**OBJECTIVE**
Filter for the word "content" and keep each matching line.

(Data records)
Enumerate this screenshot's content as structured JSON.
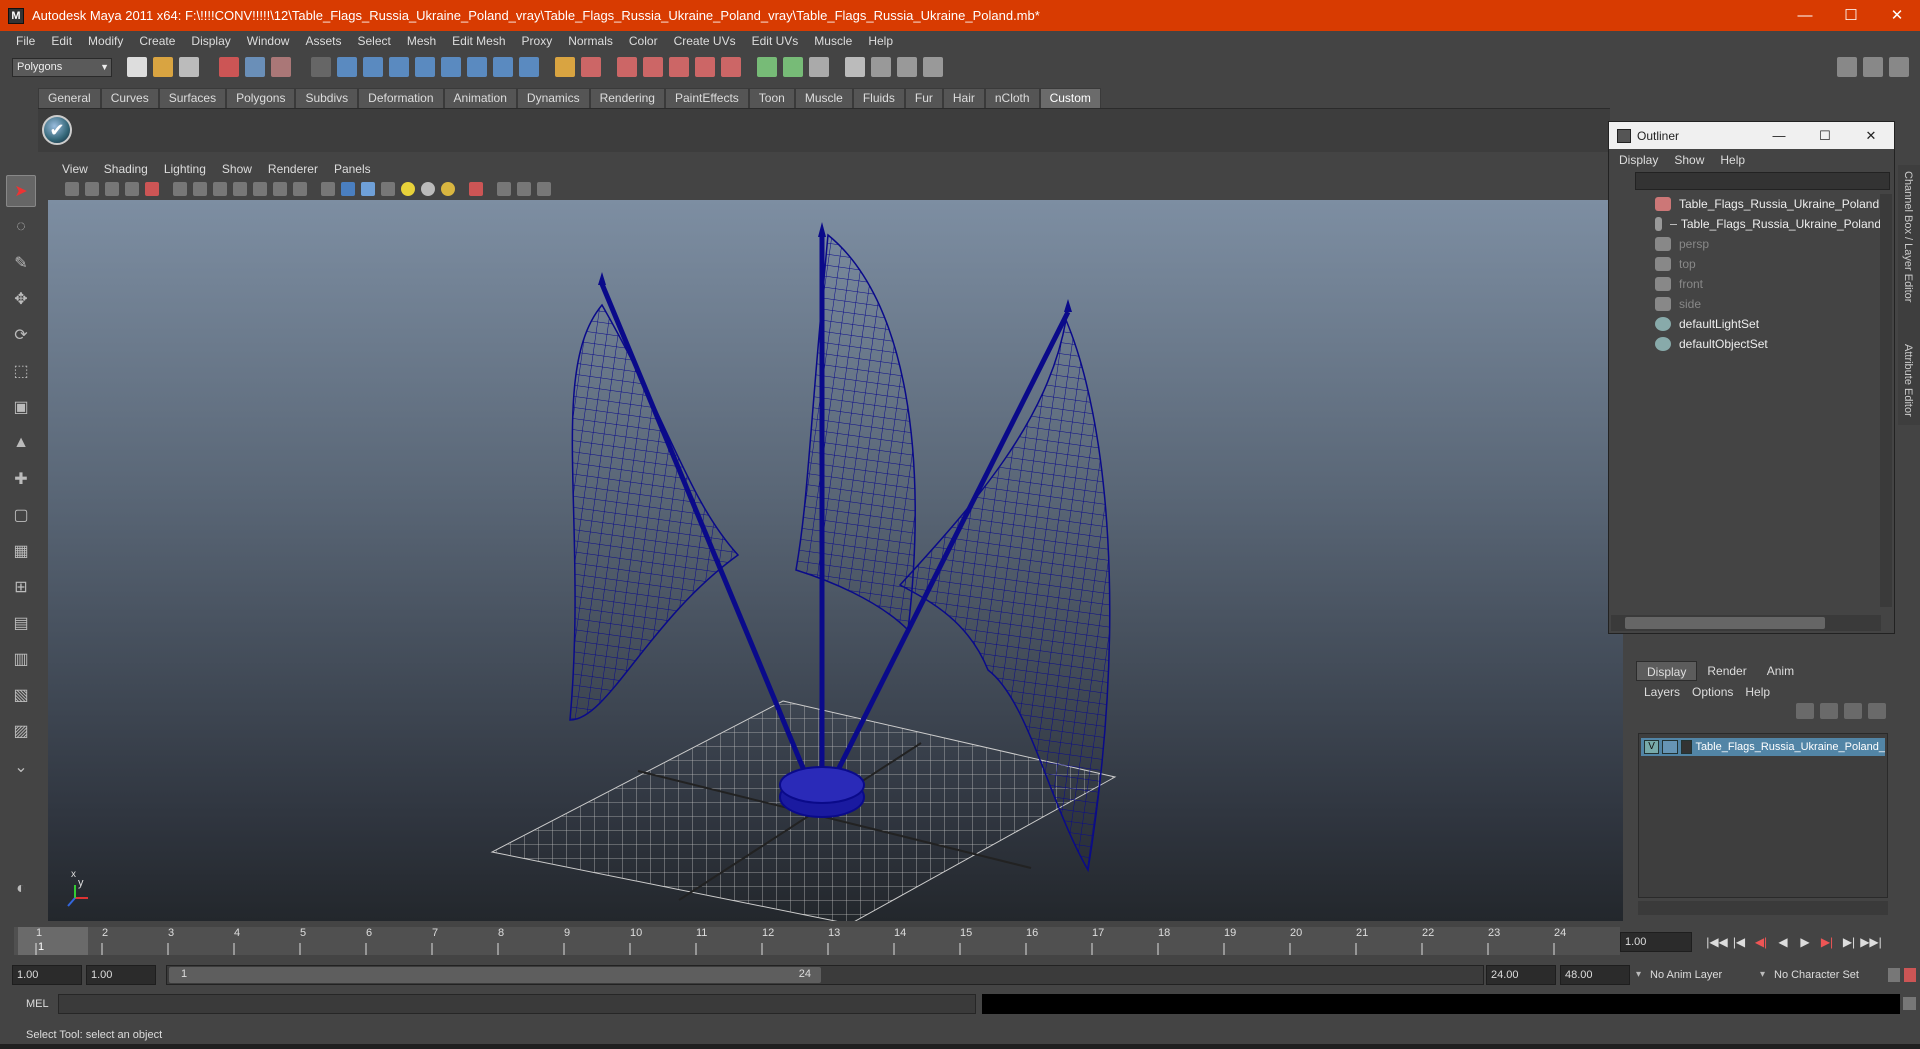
{
  "window": {
    "title": "Autodesk Maya 2011 x64: F:\\!!!!CONV!!!!!\\12\\Table_Flags_Russia_Ukraine_Poland_vray\\Table_Flags_Russia_Ukraine_Poland_vray\\Table_Flags_Russia_Ukraine_Poland.mb*",
    "icon": "M",
    "minimize_glyph": "—",
    "maximize_glyph": "☐",
    "close_glyph": "✕"
  },
  "menubar": [
    "File",
    "Edit",
    "Modify",
    "Create",
    "Display",
    "Window",
    "Assets",
    "Select",
    "Mesh",
    "Edit Mesh",
    "Proxy",
    "Normals",
    "Color",
    "Create UVs",
    "Edit UVs",
    "Muscle",
    "Help"
  ],
  "statusline": {
    "mode": "Polygons"
  },
  "shelf": {
    "tabs": [
      "General",
      "Curves",
      "Surfaces",
      "Polygons",
      "Subdivs",
      "Deformation",
      "Animation",
      "Dynamics",
      "Rendering",
      "PaintEffects",
      "Toon",
      "Muscle",
      "Fluids",
      "Fur",
      "Hair",
      "nCloth",
      "Custom"
    ],
    "active_tab": "Custom",
    "icon_glyph": "✔"
  },
  "panel": {
    "menus": [
      "View",
      "Shading",
      "Lighting",
      "Show",
      "Renderer",
      "Panels"
    ],
    "axis": {
      "x": "x",
      "y": "y"
    }
  },
  "outliner": {
    "title": "Outliner",
    "menus": [
      "Display",
      "Show",
      "Help"
    ],
    "items": [
      {
        "label": "Table_Flags_Russia_Ukraine_Poland",
        "dim": false,
        "indent": 0
      },
      {
        "label": "Table_Flags_Russia_Ukraine_Poland",
        "dim": false,
        "indent": 1
      },
      {
        "label": "persp",
        "dim": true,
        "indent": 0
      },
      {
        "label": "top",
        "dim": true,
        "indent": 0
      },
      {
        "label": "front",
        "dim": true,
        "indent": 0
      },
      {
        "label": "side",
        "dim": true,
        "indent": 0
      },
      {
        "label": "defaultLightSet",
        "dim": false,
        "indent": 0
      },
      {
        "label": "defaultObjectSet",
        "dim": false,
        "indent": 0
      }
    ]
  },
  "side_tabs": [
    "Channel Box / Layer Editor",
    "Attribute Editor"
  ],
  "layer_editor": {
    "tabs": [
      "Display",
      "Render",
      "Anim"
    ],
    "active_tab": "Display",
    "menus": [
      "Layers",
      "Options",
      "Help"
    ],
    "layer": {
      "visible": "V",
      "name": "Table_Flags_Russia_Ukraine_Poland_"
    }
  },
  "time_slider": {
    "ticks": [
      "1",
      "2",
      "3",
      "4",
      "5",
      "6",
      "7",
      "8",
      "9",
      "10",
      "11",
      "12",
      "13",
      "14",
      "15",
      "16",
      "17",
      "18",
      "19",
      "20",
      "21",
      "22",
      "23",
      "24"
    ],
    "current_frame": "1",
    "current_time_field": "1.00",
    "playback_glyphs": [
      "|◀◀",
      "|◀",
      "◀|",
      "◀",
      "▶",
      "▶|",
      "▶|",
      "▶▶|"
    ]
  },
  "range_slider": {
    "start_field": "1.00",
    "inner_start_field": "1.00",
    "range_start": "1",
    "range_end": "24",
    "end_field": "24.00",
    "outer_end_field": "48.00",
    "anim_layer": "No Anim Layer",
    "character_set": "No Character Set"
  },
  "command_line": {
    "label": "MEL"
  },
  "help_line": {
    "text": "Select Tool: select an object"
  },
  "colors": {
    "title_bar": "#d83b01",
    "wireframe": "#0a0a8a",
    "selected_layer": "#5285a6"
  }
}
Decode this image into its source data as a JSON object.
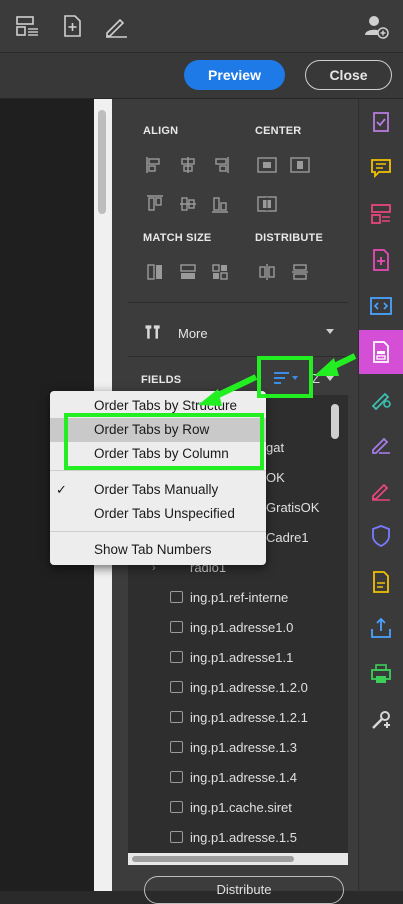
{
  "toolbar": {
    "icons": [
      "page-layout-icon",
      "document-add-icon",
      "edit-pen-icon",
      "add-user-icon"
    ],
    "preview_label": "Preview",
    "close_label": "Close"
  },
  "panel": {
    "align_label": "ALIGN",
    "center_label": "CENTER",
    "match_size_label": "MATCH SIZE",
    "distribute_label": "DISTRIBUTE",
    "more_label": "More",
    "fields_label": "FIELDS",
    "distribute_button": "Distribute"
  },
  "fields": {
    "partial": [
      "gat",
      "OK",
      "GratisOK",
      "Cadre1",
      "radio1"
    ],
    "items": [
      "ing.p1.ref-interne",
      "ing.p1.adresse1.0",
      "ing.p1.adresse1.1",
      "ing.p1.adresse.1.2.0",
      "ing.p1.adresse.1.2.1",
      "ing.p1.adresse.1.3",
      "ing.p1.adresse.1.4",
      "ing.p1.cache.siret",
      "ing.p1.adresse.1.5"
    ]
  },
  "menu": {
    "items": [
      "Order Tabs by Structure",
      "Order Tabs by Row",
      "Order Tabs by Column",
      "Order Tabs Manually",
      "Order Tabs Unspecified",
      "Show Tab Numbers"
    ],
    "check": "✓"
  },
  "rail": {
    "icons": [
      "checklist-icon",
      "comment-icon",
      "organize-pages-icon",
      "create-pdf-icon",
      "code-icon",
      "prepare-form-icon",
      "fill-sign-icon",
      "signature-icon",
      "sign-pen-icon",
      "protect-shield-icon",
      "export-doc-icon",
      "share-icon",
      "print-production-icon",
      "tools-icon"
    ],
    "active_color": "#d54fd6"
  },
  "colors": {
    "accent": "#1d7ae6",
    "highlight": "#22ee22"
  }
}
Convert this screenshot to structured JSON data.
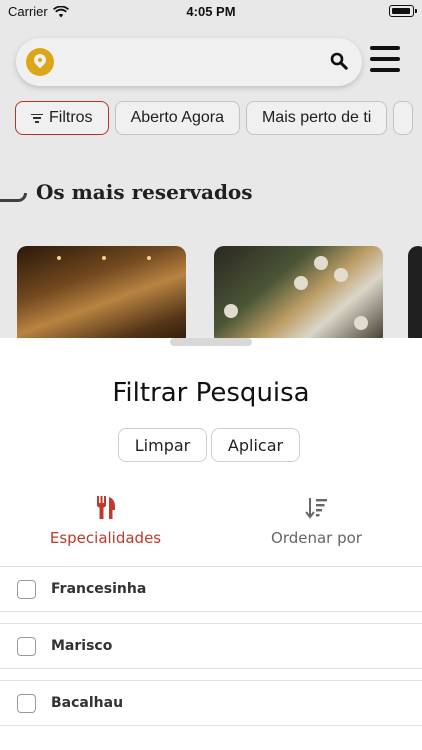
{
  "status_bar": {
    "carrier": "Carrier",
    "time": "4:05 PM"
  },
  "filters": [
    {
      "label": "Filtros",
      "active": true
    },
    {
      "label": "Aberto Agora",
      "active": false
    },
    {
      "label": "Mais perto de ti",
      "active": false
    },
    {
      "label": "",
      "active": false
    }
  ],
  "section": {
    "title": "Os mais reservados"
  },
  "sheet": {
    "title": "Filtrar Pesquisa",
    "clear_label": "Limpar",
    "apply_label": "Aplicar",
    "tabs": [
      {
        "label": "Especialidades",
        "icon": "utensils-icon",
        "selected": true
      },
      {
        "label": "Ordenar por",
        "icon": "sort-icon",
        "selected": false
      }
    ],
    "options": [
      {
        "label": "Francesinha",
        "checked": false
      },
      {
        "label": "Marisco",
        "checked": false
      },
      {
        "label": "Bacalhau",
        "checked": false
      }
    ]
  },
  "colors": {
    "accent": "#c0392b",
    "pin": "#e9b21b",
    "muted_text": "#666666"
  }
}
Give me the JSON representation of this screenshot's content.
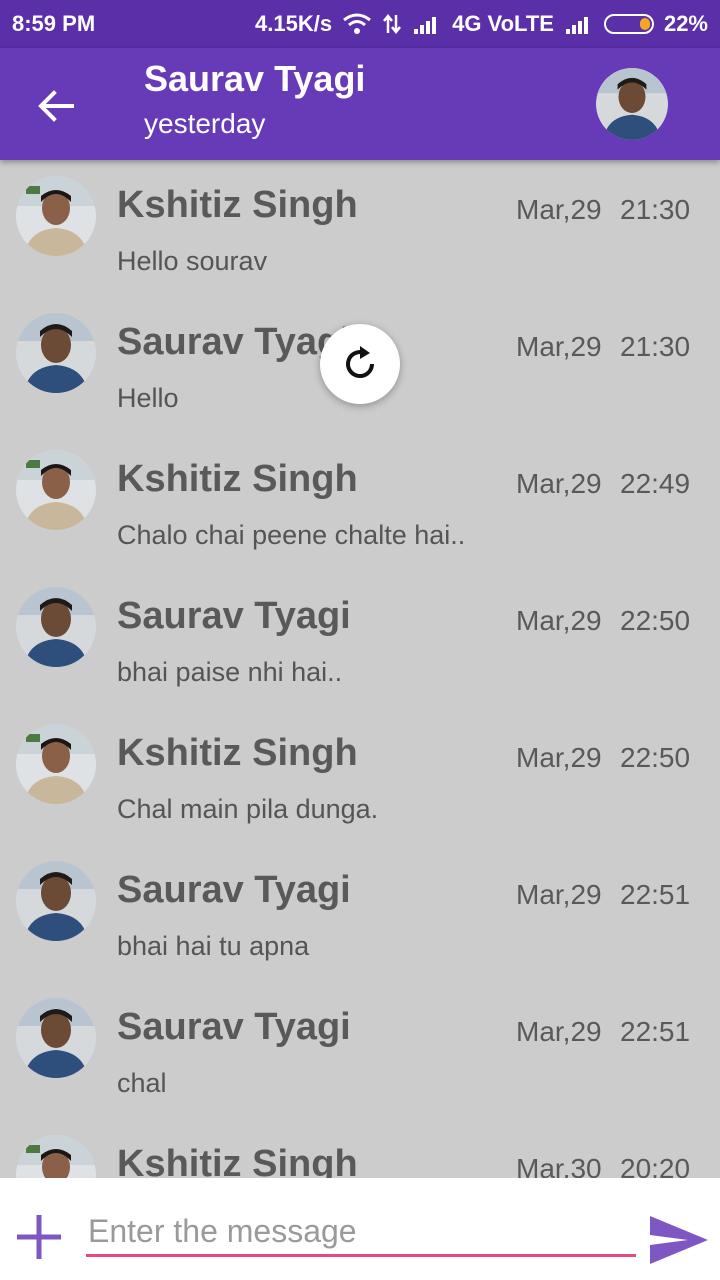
{
  "status_bar": {
    "time": "8:59 PM",
    "network_speed": "4.15K/s",
    "network_type": "4G VoLTE",
    "battery": "22%",
    "battery_level": 0.22,
    "icons": [
      "wifi-icon",
      "data-arrows-icon",
      "signal-icon",
      "signal-icon",
      "battery-icon"
    ]
  },
  "header": {
    "back_icon": "arrow-left-icon",
    "title": "Saurav Tyagi",
    "subtitle": "yesterday",
    "avatar": "avatar-saurav"
  },
  "messages": [
    {
      "sender": "Kshitiz Singh",
      "date": "Mar,29",
      "time": "21:30",
      "text": "Hello sourav",
      "avatar": "avatar-kshitiz"
    },
    {
      "sender": "Saurav Tyagi",
      "date": "Mar,29",
      "time": "21:30",
      "text": "Hello",
      "avatar": "avatar-saurav"
    },
    {
      "sender": "Kshitiz Singh",
      "date": "Mar,29",
      "time": "22:49",
      "text": "Chalo chai peene chalte hai..",
      "avatar": "avatar-kshitiz"
    },
    {
      "sender": "Saurav Tyagi",
      "date": "Mar,29",
      "time": "22:50",
      "text": "bhai paise nhi hai..",
      "avatar": "avatar-saurav"
    },
    {
      "sender": "Kshitiz Singh",
      "date": "Mar,29",
      "time": "22:50",
      "text": "Chal main pila dunga.",
      "avatar": "avatar-kshitiz"
    },
    {
      "sender": "Saurav Tyagi",
      "date": "Mar,29",
      "time": "22:51",
      "text": "bhai hai tu apna",
      "avatar": "avatar-saurav"
    },
    {
      "sender": "Saurav Tyagi",
      "date": "Mar,29",
      "time": "22:51",
      "text": "chal",
      "avatar": "avatar-saurav"
    },
    {
      "sender": "Kshitiz Singh",
      "date": "Mar,30",
      "time": "20:20",
      "text": "",
      "avatar": "avatar-kshitiz"
    }
  ],
  "refresh_icon": "refresh-icon",
  "input_bar": {
    "add_icon": "plus-icon",
    "placeholder": "Enter the message",
    "value": "",
    "send_icon": "send-icon"
  },
  "colors": {
    "status_bar": "#5b2fa8",
    "app_bar": "#673ab7",
    "accent_purple": "#7e57c2",
    "input_underline": "#e84a7f",
    "background": "#cccccc"
  }
}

**EXERCISE SOLUTION**
Enumerate this screenshot's content as structured JSON.
Give me the JSON representation of this screenshot's content.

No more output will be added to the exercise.